begin Data provided
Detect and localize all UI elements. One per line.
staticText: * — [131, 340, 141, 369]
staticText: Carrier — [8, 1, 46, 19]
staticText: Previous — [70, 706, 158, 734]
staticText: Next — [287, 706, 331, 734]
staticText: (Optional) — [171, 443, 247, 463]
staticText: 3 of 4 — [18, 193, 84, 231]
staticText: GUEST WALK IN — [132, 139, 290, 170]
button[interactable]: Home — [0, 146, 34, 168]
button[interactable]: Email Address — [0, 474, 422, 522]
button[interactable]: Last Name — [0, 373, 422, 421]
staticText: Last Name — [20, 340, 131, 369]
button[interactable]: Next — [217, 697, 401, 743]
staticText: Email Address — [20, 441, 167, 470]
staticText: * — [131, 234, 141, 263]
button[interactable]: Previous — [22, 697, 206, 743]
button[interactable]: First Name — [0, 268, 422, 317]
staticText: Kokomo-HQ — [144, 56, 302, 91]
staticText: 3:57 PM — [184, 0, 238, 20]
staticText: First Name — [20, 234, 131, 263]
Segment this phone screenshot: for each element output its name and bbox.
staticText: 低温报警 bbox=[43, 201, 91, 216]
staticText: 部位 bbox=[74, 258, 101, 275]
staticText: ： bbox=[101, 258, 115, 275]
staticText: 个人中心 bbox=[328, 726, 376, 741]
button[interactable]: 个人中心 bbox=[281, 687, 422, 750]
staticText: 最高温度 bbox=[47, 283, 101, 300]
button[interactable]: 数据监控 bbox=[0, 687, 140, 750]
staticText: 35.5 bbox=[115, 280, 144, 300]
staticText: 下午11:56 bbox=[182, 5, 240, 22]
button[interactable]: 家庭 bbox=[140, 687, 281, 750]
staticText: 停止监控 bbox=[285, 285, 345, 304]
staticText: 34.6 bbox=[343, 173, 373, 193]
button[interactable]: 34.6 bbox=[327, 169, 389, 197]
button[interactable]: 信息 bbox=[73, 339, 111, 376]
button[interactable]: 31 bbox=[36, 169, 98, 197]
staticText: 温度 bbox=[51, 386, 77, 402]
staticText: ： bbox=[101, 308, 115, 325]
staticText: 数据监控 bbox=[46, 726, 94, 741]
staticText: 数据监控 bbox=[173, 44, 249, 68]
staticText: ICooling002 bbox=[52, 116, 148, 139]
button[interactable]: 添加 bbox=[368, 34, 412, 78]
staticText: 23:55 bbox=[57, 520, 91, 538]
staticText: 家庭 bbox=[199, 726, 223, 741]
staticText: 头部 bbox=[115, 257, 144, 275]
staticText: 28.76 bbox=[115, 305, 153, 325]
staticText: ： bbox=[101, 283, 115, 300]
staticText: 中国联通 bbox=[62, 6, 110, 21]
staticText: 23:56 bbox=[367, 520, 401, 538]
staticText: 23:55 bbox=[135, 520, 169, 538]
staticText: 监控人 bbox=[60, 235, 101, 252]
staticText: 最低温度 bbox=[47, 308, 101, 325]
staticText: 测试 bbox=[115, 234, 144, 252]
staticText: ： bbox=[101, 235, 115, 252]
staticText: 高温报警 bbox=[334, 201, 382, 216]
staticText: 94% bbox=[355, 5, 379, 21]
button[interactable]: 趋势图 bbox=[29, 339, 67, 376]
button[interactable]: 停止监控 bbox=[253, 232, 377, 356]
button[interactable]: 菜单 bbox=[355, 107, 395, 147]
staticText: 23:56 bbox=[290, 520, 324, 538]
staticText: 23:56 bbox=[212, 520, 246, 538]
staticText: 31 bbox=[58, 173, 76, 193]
end Data provided
Render every line of the items above as a JSON list of strings, one string per line, with blank lines omitted.

> **Written solution**:
[
  "Detect and localize all UI elements. One per line.",
  "staticText: * — [131, 340, 141, 369]",
  "staticText: Carrier — [8, 1, 46, 19]",
  "staticText: Previous — [70, 706, 158, 734]",
  "staticText: Next — [287, 706, 331, 734]",
  "staticText: (Optional) — [171, 443, 247, 463]",
  "staticText: 3 of 4 — [18, 193, 84, 231]",
  "staticText: GUEST WALK IN — [132, 139, 290, 170]",
  "button[interactable]: Home — [0, 146, 34, 168]",
  "button[interactable]: Email Address — [0, 474, 422, 522]",
  "button[interactable]: Last Name — [0, 373, 422, 421]",
  "staticText: Last Name — [20, 340, 131, 369]",
  "button[interactable]: Next — [217, 697, 401, 743]",
  "staticText: Email Address — [20, 441, 167, 470]",
  "staticText: * — [131, 234, 141, 263]",
  "button[interactable]: Previous — [22, 697, 206, 743]",
  "button[interactable]: First Name — [0, 268, 422, 317]",
  "staticText: Kokomo-HQ — [144, 56, 302, 91]",
  "staticText: 3:57 PM — [184, 0, 238, 20]",
  "staticText: First Name — [20, 234, 131, 263]",
  "Segment this phone screenshot: for each element output its name and bbox.",
  "staticText: 低温报警 bbox=[43, 201, 91, 216]",
  "staticText: 部位 bbox=[74, 258, 101, 275]",
  "staticText: ： bbox=[101, 258, 115, 275]",
  "staticText: 个人中心 bbox=[328, 726, 376, 741]",
  "button[interactable]: 个人中心 bbox=[281, 687, 422, 750]",
  "staticText: 最高温度 bbox=[47, 283, 101, 300]",
  "button[interactable]: 数据监控 bbox=[0, 687, 140, 750]",
  "staticText: 35.5 bbox=[115, 280, 144, 300]",
  "staticText: 下午11:56 bbox=[182, 5, 240, 22]",
  "button[interactable]: 家庭 bbox=[140, 687, 281, 750]",
  "staticText: 停止监控 bbox=[285, 285, 345, 304]",
  "staticText: 34.6 bbox=[343, 173, 373, 193]",
  "button[interactable]: 34.6 bbox=[327, 169, 389, 197]",
  "button[interactable]: 信息 bbox=[73, 339, 111, 376]",
  "button[interactable]: 31 bbox=[36, 169, 98, 197]",
  "staticText: 温度 bbox=[51, 386, 77, 402]",
  "staticText: ： bbox=[101, 308, 115, 325]",
  "staticText: 数据监控 bbox=[46, 726, 94, 741]",
  "staticText: 数据监控 bbox=[173, 44, 249, 68]",
  "staticText: ICooling002 bbox=[52, 116, 148, 139]",
  "button[interactable]: 添加 bbox=[368, 34, 412, 78]",
  "staticText: 23:55 bbox=[57, 520, 91, 538]",
  "staticText: 家庭 bbox=[199, 726, 223, 741]",
  "staticText: 头部 bbox=[115, 257, 144, 275]",
  "staticText: 28.76 bbox=[115, 305, 153, 325]",
  "staticText: ： bbox=[101, 283, 115, 300]",
  "staticText: 中国联通 bbox=[62, 6, 110, 21]",
  "staticText: 23:56 bbox=[367, 520, 401, 538]",
  "staticText: 23:55 bbox=[135, 520, 169, 538]",
  "staticText: 监控人 bbox=[60, 235, 101, 252]",
  "staticText: 最低温度 bbox=[47, 308, 101, 325]",
  "staticText: 测试 bbox=[115, 234, 144, 252]",
  "staticText: ： bbox=[101, 235, 115, 252]",
  "staticText: 高温报警 bbox=[334, 201, 382, 216]",
  "staticText: 94% bbox=[355, 5, 379, 21]",
  "button[interactable]: 趋势图 bbox=[29, 339, 67, 376]",
  "button[interactable]: 停止监控 bbox=[253, 232, 377, 356]",
  "button[interactable]: 菜单 bbox=[355, 107, 395, 147]",
  "staticText: 23:56 bbox=[290, 520, 324, 538]",
  "staticText: 23:56 bbox=[212, 520, 246, 538]",
  "staticText: 31 bbox=[58, 173, 76, 193]"
]